Stored data:
>> begin
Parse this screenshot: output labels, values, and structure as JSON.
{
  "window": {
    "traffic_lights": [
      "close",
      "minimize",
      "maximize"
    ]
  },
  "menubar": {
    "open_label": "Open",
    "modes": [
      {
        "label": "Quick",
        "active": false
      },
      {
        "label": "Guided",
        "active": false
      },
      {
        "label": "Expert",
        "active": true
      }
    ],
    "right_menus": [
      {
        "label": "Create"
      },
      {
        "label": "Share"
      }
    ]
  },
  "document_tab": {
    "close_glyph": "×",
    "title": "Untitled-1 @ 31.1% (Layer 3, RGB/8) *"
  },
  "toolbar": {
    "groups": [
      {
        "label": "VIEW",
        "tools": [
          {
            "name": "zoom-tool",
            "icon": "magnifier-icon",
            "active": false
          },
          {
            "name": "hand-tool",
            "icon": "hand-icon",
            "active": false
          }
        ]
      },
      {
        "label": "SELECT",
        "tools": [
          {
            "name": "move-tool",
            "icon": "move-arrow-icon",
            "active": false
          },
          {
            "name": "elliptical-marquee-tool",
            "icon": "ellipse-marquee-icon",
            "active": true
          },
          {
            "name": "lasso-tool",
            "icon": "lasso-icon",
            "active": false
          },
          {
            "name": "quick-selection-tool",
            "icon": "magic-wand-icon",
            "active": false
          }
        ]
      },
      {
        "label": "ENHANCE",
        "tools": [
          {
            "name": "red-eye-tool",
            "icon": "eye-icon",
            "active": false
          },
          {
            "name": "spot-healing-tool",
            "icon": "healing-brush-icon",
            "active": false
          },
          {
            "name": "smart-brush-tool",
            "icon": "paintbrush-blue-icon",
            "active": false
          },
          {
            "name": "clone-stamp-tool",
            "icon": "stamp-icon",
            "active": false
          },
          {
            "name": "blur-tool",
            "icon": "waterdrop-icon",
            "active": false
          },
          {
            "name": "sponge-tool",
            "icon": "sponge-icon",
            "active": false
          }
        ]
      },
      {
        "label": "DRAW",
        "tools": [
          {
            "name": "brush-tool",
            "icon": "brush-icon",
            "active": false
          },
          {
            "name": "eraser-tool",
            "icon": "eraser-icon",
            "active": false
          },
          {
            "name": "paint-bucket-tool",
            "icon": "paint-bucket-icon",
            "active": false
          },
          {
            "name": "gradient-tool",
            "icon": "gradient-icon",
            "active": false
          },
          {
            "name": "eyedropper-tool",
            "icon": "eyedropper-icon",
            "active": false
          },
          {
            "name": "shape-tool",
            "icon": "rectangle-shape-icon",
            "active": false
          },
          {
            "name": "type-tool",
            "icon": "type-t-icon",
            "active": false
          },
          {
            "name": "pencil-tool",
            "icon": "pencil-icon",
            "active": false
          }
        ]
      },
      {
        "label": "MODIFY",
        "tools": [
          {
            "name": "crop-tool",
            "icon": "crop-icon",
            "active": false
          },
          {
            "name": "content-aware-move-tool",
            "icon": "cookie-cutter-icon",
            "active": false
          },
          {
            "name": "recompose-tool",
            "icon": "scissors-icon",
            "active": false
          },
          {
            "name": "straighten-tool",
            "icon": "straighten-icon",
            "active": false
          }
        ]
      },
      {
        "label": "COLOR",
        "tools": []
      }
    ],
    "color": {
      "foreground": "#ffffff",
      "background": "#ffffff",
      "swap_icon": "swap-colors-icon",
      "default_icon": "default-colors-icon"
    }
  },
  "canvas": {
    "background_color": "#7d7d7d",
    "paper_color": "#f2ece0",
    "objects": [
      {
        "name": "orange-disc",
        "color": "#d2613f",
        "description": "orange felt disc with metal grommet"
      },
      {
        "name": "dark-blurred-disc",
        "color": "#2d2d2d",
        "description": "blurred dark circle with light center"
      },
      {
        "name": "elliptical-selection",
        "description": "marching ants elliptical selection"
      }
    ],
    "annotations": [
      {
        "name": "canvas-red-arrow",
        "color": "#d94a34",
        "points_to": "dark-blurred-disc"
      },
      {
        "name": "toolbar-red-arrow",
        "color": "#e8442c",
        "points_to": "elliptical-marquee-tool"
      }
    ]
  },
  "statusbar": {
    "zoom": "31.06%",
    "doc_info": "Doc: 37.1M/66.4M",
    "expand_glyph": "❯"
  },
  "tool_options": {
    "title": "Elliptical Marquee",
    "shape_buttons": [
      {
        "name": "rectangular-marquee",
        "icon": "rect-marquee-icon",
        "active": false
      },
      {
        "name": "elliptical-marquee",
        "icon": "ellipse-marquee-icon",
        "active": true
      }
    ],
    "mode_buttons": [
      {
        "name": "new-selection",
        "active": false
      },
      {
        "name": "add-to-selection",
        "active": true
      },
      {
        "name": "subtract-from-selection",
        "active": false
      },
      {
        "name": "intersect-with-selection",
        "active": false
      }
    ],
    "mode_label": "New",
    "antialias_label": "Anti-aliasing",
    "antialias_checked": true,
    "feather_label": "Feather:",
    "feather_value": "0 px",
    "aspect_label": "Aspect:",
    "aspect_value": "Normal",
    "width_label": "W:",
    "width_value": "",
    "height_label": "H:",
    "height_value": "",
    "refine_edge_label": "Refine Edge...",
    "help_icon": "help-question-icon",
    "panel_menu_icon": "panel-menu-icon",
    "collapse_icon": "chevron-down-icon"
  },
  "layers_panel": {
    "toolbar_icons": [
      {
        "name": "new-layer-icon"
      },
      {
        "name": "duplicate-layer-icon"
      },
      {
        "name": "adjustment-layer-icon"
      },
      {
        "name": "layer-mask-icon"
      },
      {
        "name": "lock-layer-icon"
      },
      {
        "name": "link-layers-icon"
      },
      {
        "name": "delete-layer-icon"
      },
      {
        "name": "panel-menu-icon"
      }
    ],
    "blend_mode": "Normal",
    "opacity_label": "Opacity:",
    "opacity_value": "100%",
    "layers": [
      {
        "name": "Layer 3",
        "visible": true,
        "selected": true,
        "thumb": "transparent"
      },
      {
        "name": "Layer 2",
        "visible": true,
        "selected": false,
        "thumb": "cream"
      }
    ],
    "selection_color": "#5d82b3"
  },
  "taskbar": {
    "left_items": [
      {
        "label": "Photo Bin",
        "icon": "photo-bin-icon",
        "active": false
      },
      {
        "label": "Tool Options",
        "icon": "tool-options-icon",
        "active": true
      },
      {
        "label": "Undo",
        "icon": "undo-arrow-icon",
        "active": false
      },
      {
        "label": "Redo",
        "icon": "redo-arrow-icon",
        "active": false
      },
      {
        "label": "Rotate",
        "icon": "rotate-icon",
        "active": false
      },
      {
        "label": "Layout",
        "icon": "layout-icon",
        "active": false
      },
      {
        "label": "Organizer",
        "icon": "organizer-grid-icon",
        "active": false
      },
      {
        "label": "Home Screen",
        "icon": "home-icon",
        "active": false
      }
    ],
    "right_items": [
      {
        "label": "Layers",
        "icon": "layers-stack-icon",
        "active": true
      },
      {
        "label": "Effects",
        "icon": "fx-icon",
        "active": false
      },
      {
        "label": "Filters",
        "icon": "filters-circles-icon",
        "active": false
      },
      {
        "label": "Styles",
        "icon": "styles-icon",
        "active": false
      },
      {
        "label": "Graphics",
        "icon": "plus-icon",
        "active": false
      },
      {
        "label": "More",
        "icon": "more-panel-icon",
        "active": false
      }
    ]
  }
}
>> end
- [AIM]
Above are the records; copy all of them exactly.

- [RESULT FOR THIS EXERCISE]
Parse this screenshot: output labels, values, and structure as JSON.
{
  "window": {
    "traffic_lights": [
      "close",
      "minimize",
      "maximize"
    ]
  },
  "menubar": {
    "open_label": "Open",
    "modes": [
      {
        "label": "Quick",
        "active": false
      },
      {
        "label": "Guided",
        "active": false
      },
      {
        "label": "Expert",
        "active": true
      }
    ],
    "right_menus": [
      {
        "label": "Create"
      },
      {
        "label": "Share"
      }
    ]
  },
  "document_tab": {
    "close_glyph": "×",
    "title": "Untitled-1 @ 31.1% (Layer 3, RGB/8) *"
  },
  "toolbar": {
    "groups": [
      {
        "label": "VIEW",
        "tools": [
          {
            "name": "zoom-tool",
            "icon": "magnifier-icon",
            "active": false
          },
          {
            "name": "hand-tool",
            "icon": "hand-icon",
            "active": false
          }
        ]
      },
      {
        "label": "SELECT",
        "tools": [
          {
            "name": "move-tool",
            "icon": "move-arrow-icon",
            "active": false
          },
          {
            "name": "elliptical-marquee-tool",
            "icon": "ellipse-marquee-icon",
            "active": true
          },
          {
            "name": "lasso-tool",
            "icon": "lasso-icon",
            "active": false
          },
          {
            "name": "quick-selection-tool",
            "icon": "magic-wand-icon",
            "active": false
          }
        ]
      },
      {
        "label": "ENHANCE",
        "tools": [
          {
            "name": "red-eye-tool",
            "icon": "eye-icon",
            "active": false
          },
          {
            "name": "spot-healing-tool",
            "icon": "healing-brush-icon",
            "active": false
          },
          {
            "name": "smart-brush-tool",
            "icon": "paintbrush-blue-icon",
            "active": false
          },
          {
            "name": "clone-stamp-tool",
            "icon": "stamp-icon",
            "active": false
          },
          {
            "name": "blur-tool",
            "icon": "waterdrop-icon",
            "active": false
          },
          {
            "name": "sponge-tool",
            "icon": "sponge-icon",
            "active": false
          }
        ]
      },
      {
        "label": "DRAW",
        "tools": [
          {
            "name": "brush-tool",
            "icon": "brush-icon",
            "active": false
          },
          {
            "name": "eraser-tool",
            "icon": "eraser-icon",
            "active": false
          },
          {
            "name": "paint-bucket-tool",
            "icon": "paint-bucket-icon",
            "active": false
          },
          {
            "name": "gradient-tool",
            "icon": "gradient-icon",
            "active": false
          },
          {
            "name": "eyedropper-tool",
            "icon": "eyedropper-icon",
            "active": false
          },
          {
            "name": "shape-tool",
            "icon": "rectangle-shape-icon",
            "active": false
          },
          {
            "name": "type-tool",
            "icon": "type-t-icon",
            "active": false
          },
          {
            "name": "pencil-tool",
            "icon": "pencil-icon",
            "active": false
          }
        ]
      },
      {
        "label": "MODIFY",
        "tools": [
          {
            "name": "crop-tool",
            "icon": "crop-icon",
            "active": false
          },
          {
            "name": "content-aware-move-tool",
            "icon": "cookie-cutter-icon",
            "active": false
          },
          {
            "name": "recompose-tool",
            "icon": "scissors-icon",
            "active": false
          },
          {
            "name": "straighten-tool",
            "icon": "straighten-icon",
            "active": false
          }
        ]
      },
      {
        "label": "COLOR",
        "tools": []
      }
    ],
    "color": {
      "foreground": "#ffffff",
      "background": "#ffffff",
      "swap_icon": "swap-colors-icon",
      "default_icon": "default-colors-icon"
    }
  },
  "canvas": {
    "background_color": "#7d7d7d",
    "paper_color": "#f2ece0",
    "objects": [
      {
        "name": "orange-disc",
        "color": "#d2613f",
        "description": "orange felt disc with metal grommet"
      },
      {
        "name": "dark-blurred-disc",
        "color": "#2d2d2d",
        "description": "blurred dark circle with light center"
      },
      {
        "name": "elliptical-selection",
        "description": "marching ants elliptical selection"
      }
    ],
    "annotations": [
      {
        "name": "canvas-red-arrow",
        "color": "#d94a34",
        "points_to": "dark-blurred-disc"
      },
      {
        "name": "toolbar-red-arrow",
        "color": "#e8442c",
        "points_to": "elliptical-marquee-tool"
      }
    ]
  },
  "statusbar": {
    "zoom": "31.06%",
    "doc_info": "Doc: 37.1M/66.4M",
    "expand_glyph": "❯"
  },
  "tool_options": {
    "title": "Elliptical Marquee",
    "shape_buttons": [
      {
        "name": "rectangular-marquee",
        "icon": "rect-marquee-icon",
        "active": false
      },
      {
        "name": "elliptical-marquee",
        "icon": "ellipse-marquee-icon",
        "active": true
      }
    ],
    "mode_buttons": [
      {
        "name": "new-selection",
        "active": false
      },
      {
        "name": "add-to-selection",
        "active": true
      },
      {
        "name": "subtract-from-selection",
        "active": false
      },
      {
        "name": "intersect-with-selection",
        "active": false
      }
    ],
    "mode_label": "New",
    "antialias_label": "Anti-aliasing",
    "antialias_checked": true,
    "feather_label": "Feather:",
    "feather_value": "0 px",
    "aspect_label": "Aspect:",
    "aspect_value": "Normal",
    "width_label": "W:",
    "width_value": "",
    "height_label": "H:",
    "height_value": "",
    "refine_edge_label": "Refine Edge...",
    "help_icon": "help-question-icon",
    "panel_menu_icon": "panel-menu-icon",
    "collapse_icon": "chevron-down-icon"
  },
  "layers_panel": {
    "toolbar_icons": [
      {
        "name": "new-layer-icon"
      },
      {
        "name": "duplicate-layer-icon"
      },
      {
        "name": "adjustment-layer-icon"
      },
      {
        "name": "layer-mask-icon"
      },
      {
        "name": "lock-layer-icon"
      },
      {
        "name": "link-layers-icon"
      },
      {
        "name": "delete-layer-icon"
      },
      {
        "name": "panel-menu-icon"
      }
    ],
    "blend_mode": "Normal",
    "opacity_label": "Opacity:",
    "opacity_value": "100%",
    "layers": [
      {
        "name": "Layer 3",
        "visible": true,
        "selected": true,
        "thumb": "transparent"
      },
      {
        "name": "Layer 2",
        "visible": true,
        "selected": false,
        "thumb": "cream"
      }
    ],
    "selection_color": "#5d82b3"
  },
  "taskbar": {
    "left_items": [
      {
        "label": "Photo Bin",
        "icon": "photo-bin-icon",
        "active": false
      },
      {
        "label": "Tool Options",
        "icon": "tool-options-icon",
        "active": true
      },
      {
        "label": "Undo",
        "icon": "undo-arrow-icon",
        "active": false
      },
      {
        "label": "Redo",
        "icon": "redo-arrow-icon",
        "active": false
      },
      {
        "label": "Rotate",
        "icon": "rotate-icon",
        "active": false
      },
      {
        "label": "Layout",
        "icon": "layout-icon",
        "active": false
      },
      {
        "label": "Organizer",
        "icon": "organizer-grid-icon",
        "active": false
      },
      {
        "label": "Home Screen",
        "icon": "home-icon",
        "active": false
      }
    ],
    "right_items": [
      {
        "label": "Layers",
        "icon": "layers-stack-icon",
        "active": true
      },
      {
        "label": "Effects",
        "icon": "fx-icon",
        "active": false
      },
      {
        "label": "Filters",
        "icon": "filters-circles-icon",
        "active": false
      },
      {
        "label": "Styles",
        "icon": "styles-icon",
        "active": false
      },
      {
        "label": "Graphics",
        "icon": "plus-icon",
        "active": false
      },
      {
        "label": "More",
        "icon": "more-panel-icon",
        "active": false
      }
    ]
  }
}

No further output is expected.